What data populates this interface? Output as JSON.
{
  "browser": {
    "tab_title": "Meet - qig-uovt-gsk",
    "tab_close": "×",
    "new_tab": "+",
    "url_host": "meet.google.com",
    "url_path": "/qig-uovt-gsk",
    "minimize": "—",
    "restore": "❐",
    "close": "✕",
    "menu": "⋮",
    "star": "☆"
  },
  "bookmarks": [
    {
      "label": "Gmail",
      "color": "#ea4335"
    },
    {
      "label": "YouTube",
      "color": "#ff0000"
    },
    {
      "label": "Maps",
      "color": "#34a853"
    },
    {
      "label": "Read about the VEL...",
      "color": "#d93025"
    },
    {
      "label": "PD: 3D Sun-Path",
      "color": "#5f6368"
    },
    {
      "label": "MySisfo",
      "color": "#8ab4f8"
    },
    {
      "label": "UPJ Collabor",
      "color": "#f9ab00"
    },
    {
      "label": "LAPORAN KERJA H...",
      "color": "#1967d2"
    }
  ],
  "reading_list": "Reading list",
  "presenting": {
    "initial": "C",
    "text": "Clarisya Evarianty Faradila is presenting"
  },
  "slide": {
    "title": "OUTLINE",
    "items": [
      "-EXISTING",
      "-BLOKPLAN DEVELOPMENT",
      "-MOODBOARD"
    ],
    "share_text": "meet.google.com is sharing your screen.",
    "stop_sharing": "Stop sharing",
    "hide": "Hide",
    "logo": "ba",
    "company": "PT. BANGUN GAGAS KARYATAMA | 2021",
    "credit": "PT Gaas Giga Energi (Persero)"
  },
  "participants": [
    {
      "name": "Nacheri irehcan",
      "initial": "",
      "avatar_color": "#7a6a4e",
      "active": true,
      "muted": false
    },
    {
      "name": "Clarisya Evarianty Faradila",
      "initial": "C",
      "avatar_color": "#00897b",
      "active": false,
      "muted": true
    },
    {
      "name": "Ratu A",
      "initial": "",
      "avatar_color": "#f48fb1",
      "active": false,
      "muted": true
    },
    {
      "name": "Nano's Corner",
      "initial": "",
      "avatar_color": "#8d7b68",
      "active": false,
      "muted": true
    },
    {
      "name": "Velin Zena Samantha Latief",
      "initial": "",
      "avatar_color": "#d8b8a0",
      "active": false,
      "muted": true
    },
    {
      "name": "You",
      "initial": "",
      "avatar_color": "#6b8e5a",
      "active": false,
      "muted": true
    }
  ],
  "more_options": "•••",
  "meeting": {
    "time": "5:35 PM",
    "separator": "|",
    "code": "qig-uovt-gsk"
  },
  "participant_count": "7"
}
#####
Exercise instructions =
Find the word "Evarianty" in the data and copy out each line where it turns up.

In response =
    "text": "Clarisya Evarianty Faradila is presenting"
      "name": "Clarisya Evarianty Faradila",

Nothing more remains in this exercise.